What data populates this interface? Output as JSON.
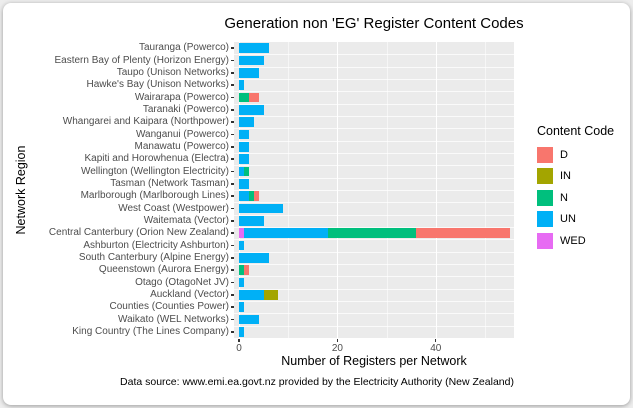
{
  "title": "Generation non 'EG' Register Content Codes",
  "caption": "Data source: www.emi.ea.govt.nz provided by the Electricity Authority (New Zealand)",
  "legend": {
    "title": "Content Code",
    "items": [
      {
        "label": "D",
        "color": "#F8766D"
      },
      {
        "label": "IN",
        "color": "#A3A500"
      },
      {
        "label": "N",
        "color": "#00BF7D"
      },
      {
        "label": "UN",
        "color": "#00B0F6"
      },
      {
        "label": "WED",
        "color": "#E76BF3"
      }
    ]
  },
  "chart_data": {
    "type": "bar",
    "orientation": "horizontal",
    "stacked": true,
    "title": "Generation non 'EG' Register Content Codes",
    "xlabel": "Number of Registers per Network",
    "ylabel": "Network Region",
    "xlim": [
      0,
      55
    ],
    "xticks": [
      0,
      20,
      40
    ],
    "xticks_minor": [
      10,
      30,
      50
    ],
    "grid": true,
    "panel_background": "#EBEBEB",
    "legend_position": "right",
    "legend_title": "Content Code",
    "stack_order_left_to_right": [
      "WED",
      "UN",
      "N",
      "IN",
      "D"
    ],
    "colors": {
      "D": "#F8766D",
      "IN": "#A3A500",
      "N": "#00BF7D",
      "UN": "#00B0F6",
      "WED": "#E76BF3"
    },
    "categories": [
      "Tauranga (Powerco)",
      "Eastern Bay of Plenty (Horizon Energy)",
      "Taupo (Unison Networks)",
      "Hawke's Bay (Unison Networks)",
      "Wairarapa (Powerco)",
      "Taranaki (Powerco)",
      "Whangarei and Kaipara (Northpower)",
      "Wanganui (Powerco)",
      "Manawatu (Powerco)",
      "Kapiti and Horowhenua (Electra)",
      "Wellington (Wellington Electricity)",
      "Tasman (Network Tasman)",
      "Marlborough (Marlborough Lines)",
      "West Coast (Westpower)",
      "Waitemata (Vector)",
      "Central Canterbury (Orion New Zealand)",
      "Ashburton (Electricity Ashburton)",
      "South Canterbury (Alpine Energy)",
      "Queenstown (Aurora Energy)",
      "Otago (OtagoNet JV)",
      "Auckland (Vector)",
      "Counties (Counties Power)",
      "Waikato (WEL Networks)",
      "King Country (The Lines Company)"
    ],
    "series": [
      {
        "name": "WED",
        "values": [
          0,
          0,
          0,
          0,
          0,
          0,
          0,
          0,
          0,
          0,
          0,
          0,
          0,
          0,
          0,
          1,
          0,
          0,
          0,
          0,
          0,
          0,
          0,
          0
        ]
      },
      {
        "name": "UN",
        "values": [
          6,
          5,
          4,
          1,
          0,
          5,
          3,
          2,
          2,
          2,
          1,
          2,
          2,
          9,
          5,
          17,
          1,
          6,
          0,
          1,
          5,
          1,
          4,
          1
        ]
      },
      {
        "name": "N",
        "values": [
          0,
          0,
          0,
          0,
          2,
          0,
          0,
          0,
          0,
          0,
          1,
          0,
          1,
          0,
          0,
          18,
          0,
          0,
          1,
          0,
          0,
          0,
          0,
          0
        ]
      },
      {
        "name": "IN",
        "values": [
          0,
          0,
          0,
          0,
          0,
          0,
          0,
          0,
          0,
          0,
          0,
          0,
          0,
          0,
          0,
          0,
          0,
          0,
          0,
          0,
          3,
          0,
          0,
          0
        ]
      },
      {
        "name": "D",
        "values": [
          0,
          0,
          0,
          0,
          2,
          0,
          0,
          0,
          0,
          0,
          0,
          0,
          1,
          0,
          0,
          19,
          0,
          0,
          1,
          0,
          0,
          0,
          0,
          0
        ]
      }
    ]
  }
}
=-=-=
Exercise directions: Quote every record above exactly, leaving out any pictures.

Reply to the task:
What data populates this interface? Output as JSON.
{
  "title": "Generation non 'EG' Register Content Codes",
  "caption": "Data source: www.emi.ea.govt.nz provided by the Electricity Authority (New Zealand)",
  "legend": {
    "title": "Content Code",
    "items": [
      {
        "label": "D",
        "color": "#F8766D"
      },
      {
        "label": "IN",
        "color": "#A3A500"
      },
      {
        "label": "N",
        "color": "#00BF7D"
      },
      {
        "label": "UN",
        "color": "#00B0F6"
      },
      {
        "label": "WED",
        "color": "#E76BF3"
      }
    ]
  },
  "chart_data": {
    "type": "bar",
    "orientation": "horizontal",
    "stacked": true,
    "title": "Generation non 'EG' Register Content Codes",
    "xlabel": "Number of Registers per Network",
    "ylabel": "Network Region",
    "xlim": [
      0,
      55
    ],
    "xticks": [
      0,
      20,
      40
    ],
    "xticks_minor": [
      10,
      30,
      50
    ],
    "grid": true,
    "panel_background": "#EBEBEB",
    "legend_position": "right",
    "legend_title": "Content Code",
    "stack_order_left_to_right": [
      "WED",
      "UN",
      "N",
      "IN",
      "D"
    ],
    "colors": {
      "D": "#F8766D",
      "IN": "#A3A500",
      "N": "#00BF7D",
      "UN": "#00B0F6",
      "WED": "#E76BF3"
    },
    "categories": [
      "Tauranga (Powerco)",
      "Eastern Bay of Plenty (Horizon Energy)",
      "Taupo (Unison Networks)",
      "Hawke's Bay (Unison Networks)",
      "Wairarapa (Powerco)",
      "Taranaki (Powerco)",
      "Whangarei and Kaipara (Northpower)",
      "Wanganui (Powerco)",
      "Manawatu (Powerco)",
      "Kapiti and Horowhenua (Electra)",
      "Wellington (Wellington Electricity)",
      "Tasman (Network Tasman)",
      "Marlborough (Marlborough Lines)",
      "West Coast (Westpower)",
      "Waitemata (Vector)",
      "Central Canterbury (Orion New Zealand)",
      "Ashburton (Electricity Ashburton)",
      "South Canterbury (Alpine Energy)",
      "Queenstown (Aurora Energy)",
      "Otago (OtagoNet JV)",
      "Auckland (Vector)",
      "Counties (Counties Power)",
      "Waikato (WEL Networks)",
      "King Country (The Lines Company)"
    ],
    "series": [
      {
        "name": "WED",
        "values": [
          0,
          0,
          0,
          0,
          0,
          0,
          0,
          0,
          0,
          0,
          0,
          0,
          0,
          0,
          0,
          1,
          0,
          0,
          0,
          0,
          0,
          0,
          0,
          0
        ]
      },
      {
        "name": "UN",
        "values": [
          6,
          5,
          4,
          1,
          0,
          5,
          3,
          2,
          2,
          2,
          1,
          2,
          2,
          9,
          5,
          17,
          1,
          6,
          0,
          1,
          5,
          1,
          4,
          1
        ]
      },
      {
        "name": "N",
        "values": [
          0,
          0,
          0,
          0,
          2,
          0,
          0,
          0,
          0,
          0,
          1,
          0,
          1,
          0,
          0,
          18,
          0,
          0,
          1,
          0,
          0,
          0,
          0,
          0
        ]
      },
      {
        "name": "IN",
        "values": [
          0,
          0,
          0,
          0,
          0,
          0,
          0,
          0,
          0,
          0,
          0,
          0,
          0,
          0,
          0,
          0,
          0,
          0,
          0,
          0,
          3,
          0,
          0,
          0
        ]
      },
      {
        "name": "D",
        "values": [
          0,
          0,
          0,
          0,
          2,
          0,
          0,
          0,
          0,
          0,
          0,
          0,
          1,
          0,
          0,
          19,
          0,
          0,
          1,
          0,
          0,
          0,
          0,
          0
        ]
      }
    ]
  }
}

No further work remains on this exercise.